Data for processing
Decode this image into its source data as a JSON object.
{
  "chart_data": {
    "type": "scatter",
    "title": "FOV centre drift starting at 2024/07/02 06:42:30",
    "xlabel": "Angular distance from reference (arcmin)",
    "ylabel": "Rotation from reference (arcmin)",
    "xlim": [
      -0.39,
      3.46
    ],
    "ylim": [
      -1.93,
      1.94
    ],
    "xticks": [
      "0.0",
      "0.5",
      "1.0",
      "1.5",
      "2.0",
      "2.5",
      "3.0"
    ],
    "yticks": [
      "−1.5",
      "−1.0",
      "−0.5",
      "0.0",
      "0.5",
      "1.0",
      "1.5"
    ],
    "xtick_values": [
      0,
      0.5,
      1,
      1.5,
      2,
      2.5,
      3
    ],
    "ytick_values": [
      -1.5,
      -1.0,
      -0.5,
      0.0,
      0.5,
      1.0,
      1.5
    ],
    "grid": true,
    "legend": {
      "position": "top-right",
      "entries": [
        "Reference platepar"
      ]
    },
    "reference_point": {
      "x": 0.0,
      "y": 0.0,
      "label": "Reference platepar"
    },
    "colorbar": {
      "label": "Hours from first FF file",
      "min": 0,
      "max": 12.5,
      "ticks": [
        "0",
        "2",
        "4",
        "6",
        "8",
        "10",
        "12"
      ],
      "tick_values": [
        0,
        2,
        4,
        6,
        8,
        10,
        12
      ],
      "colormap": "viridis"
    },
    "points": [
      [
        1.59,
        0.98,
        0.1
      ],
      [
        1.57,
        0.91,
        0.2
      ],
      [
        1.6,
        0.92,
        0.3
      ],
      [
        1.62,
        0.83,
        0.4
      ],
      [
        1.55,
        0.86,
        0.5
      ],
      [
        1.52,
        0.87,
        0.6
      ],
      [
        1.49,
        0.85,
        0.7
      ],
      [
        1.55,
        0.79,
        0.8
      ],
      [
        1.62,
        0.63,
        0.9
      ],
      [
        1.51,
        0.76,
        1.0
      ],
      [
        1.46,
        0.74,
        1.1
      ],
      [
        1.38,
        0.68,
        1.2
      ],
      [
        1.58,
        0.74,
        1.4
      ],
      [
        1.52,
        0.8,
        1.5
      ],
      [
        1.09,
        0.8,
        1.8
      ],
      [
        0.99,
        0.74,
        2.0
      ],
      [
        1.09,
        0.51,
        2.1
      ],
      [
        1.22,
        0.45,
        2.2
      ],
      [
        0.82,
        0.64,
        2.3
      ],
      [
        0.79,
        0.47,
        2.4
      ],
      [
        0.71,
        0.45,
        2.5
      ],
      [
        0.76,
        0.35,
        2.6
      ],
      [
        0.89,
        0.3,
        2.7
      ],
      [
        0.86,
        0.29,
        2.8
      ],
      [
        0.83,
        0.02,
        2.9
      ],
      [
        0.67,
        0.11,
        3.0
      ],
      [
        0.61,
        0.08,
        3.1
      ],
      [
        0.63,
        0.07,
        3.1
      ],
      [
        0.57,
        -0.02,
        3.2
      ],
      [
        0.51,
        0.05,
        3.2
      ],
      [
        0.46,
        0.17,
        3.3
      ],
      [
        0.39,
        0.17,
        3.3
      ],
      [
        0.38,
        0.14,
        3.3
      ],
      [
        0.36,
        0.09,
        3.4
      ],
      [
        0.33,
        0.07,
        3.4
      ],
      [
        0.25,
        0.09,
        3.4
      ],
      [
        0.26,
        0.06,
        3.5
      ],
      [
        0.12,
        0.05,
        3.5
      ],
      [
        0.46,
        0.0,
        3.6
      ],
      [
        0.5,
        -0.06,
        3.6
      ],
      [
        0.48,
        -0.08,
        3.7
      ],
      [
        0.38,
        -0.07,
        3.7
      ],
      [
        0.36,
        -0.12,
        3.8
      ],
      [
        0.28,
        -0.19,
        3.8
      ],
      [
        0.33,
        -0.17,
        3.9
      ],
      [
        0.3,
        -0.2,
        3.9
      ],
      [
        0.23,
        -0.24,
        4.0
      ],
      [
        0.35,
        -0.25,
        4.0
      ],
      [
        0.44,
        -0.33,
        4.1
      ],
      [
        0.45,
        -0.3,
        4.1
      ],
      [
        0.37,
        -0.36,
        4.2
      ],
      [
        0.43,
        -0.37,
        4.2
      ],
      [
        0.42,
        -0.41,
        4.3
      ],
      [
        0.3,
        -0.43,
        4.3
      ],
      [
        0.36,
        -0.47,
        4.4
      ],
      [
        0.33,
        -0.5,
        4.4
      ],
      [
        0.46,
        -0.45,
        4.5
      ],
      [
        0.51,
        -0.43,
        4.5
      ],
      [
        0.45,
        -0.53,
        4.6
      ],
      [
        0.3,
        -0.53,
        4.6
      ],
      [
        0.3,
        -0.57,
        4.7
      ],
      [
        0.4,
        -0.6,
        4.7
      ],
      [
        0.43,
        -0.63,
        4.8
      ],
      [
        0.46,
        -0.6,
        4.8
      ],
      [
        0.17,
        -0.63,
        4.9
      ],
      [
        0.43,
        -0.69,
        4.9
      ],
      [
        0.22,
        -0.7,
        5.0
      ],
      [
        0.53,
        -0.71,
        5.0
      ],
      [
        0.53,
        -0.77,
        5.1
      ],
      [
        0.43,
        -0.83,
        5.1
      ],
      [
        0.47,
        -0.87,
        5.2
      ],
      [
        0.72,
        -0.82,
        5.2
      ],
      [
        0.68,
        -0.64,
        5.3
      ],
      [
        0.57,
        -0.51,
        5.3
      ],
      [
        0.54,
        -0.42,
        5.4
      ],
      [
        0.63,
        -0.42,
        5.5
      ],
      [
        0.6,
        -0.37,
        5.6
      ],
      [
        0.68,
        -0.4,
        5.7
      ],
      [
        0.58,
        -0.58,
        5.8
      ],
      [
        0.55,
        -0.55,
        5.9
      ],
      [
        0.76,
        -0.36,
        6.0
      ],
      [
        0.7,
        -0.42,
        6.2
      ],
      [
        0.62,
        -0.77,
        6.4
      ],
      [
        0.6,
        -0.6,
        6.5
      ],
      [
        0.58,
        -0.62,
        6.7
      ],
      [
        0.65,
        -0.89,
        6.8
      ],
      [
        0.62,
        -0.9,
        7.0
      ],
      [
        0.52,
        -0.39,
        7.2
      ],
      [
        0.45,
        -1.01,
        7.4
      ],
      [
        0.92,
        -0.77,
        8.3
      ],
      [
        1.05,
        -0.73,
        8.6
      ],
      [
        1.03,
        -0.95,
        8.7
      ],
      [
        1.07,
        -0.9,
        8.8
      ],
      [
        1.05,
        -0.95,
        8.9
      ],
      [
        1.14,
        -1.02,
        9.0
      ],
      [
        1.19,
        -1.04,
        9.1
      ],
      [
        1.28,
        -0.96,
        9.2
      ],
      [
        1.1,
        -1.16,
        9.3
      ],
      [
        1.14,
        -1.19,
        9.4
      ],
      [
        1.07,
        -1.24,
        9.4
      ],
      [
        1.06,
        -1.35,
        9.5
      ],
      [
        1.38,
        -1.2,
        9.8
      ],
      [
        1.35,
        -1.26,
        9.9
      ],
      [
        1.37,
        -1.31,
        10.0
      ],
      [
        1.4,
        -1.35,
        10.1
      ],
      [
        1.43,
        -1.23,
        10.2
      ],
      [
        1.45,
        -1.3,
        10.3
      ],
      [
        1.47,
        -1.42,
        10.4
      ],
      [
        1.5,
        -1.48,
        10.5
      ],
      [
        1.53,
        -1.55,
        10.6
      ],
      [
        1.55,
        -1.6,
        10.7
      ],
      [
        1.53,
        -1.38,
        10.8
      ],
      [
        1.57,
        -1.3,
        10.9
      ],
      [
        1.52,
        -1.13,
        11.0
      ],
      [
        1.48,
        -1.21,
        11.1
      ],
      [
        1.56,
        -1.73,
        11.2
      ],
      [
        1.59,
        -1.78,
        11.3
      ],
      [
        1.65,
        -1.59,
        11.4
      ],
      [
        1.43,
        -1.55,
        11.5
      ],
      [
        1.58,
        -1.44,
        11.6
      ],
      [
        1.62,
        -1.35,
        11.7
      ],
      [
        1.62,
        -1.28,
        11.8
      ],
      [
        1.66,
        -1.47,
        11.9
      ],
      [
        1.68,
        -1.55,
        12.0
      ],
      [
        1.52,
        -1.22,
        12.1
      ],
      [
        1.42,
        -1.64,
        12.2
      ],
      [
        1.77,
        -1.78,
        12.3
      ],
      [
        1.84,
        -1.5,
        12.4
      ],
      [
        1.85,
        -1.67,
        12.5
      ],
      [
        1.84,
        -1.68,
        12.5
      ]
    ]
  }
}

Set exercise
Where a line of the entries contains the word "from", copy that line.

Written solution
    "xlabel": "Angular distance from reference (arcmin)",
    "ylabel": "Rotation from reference (arcmin)",
      "label": "Hours from first FF file",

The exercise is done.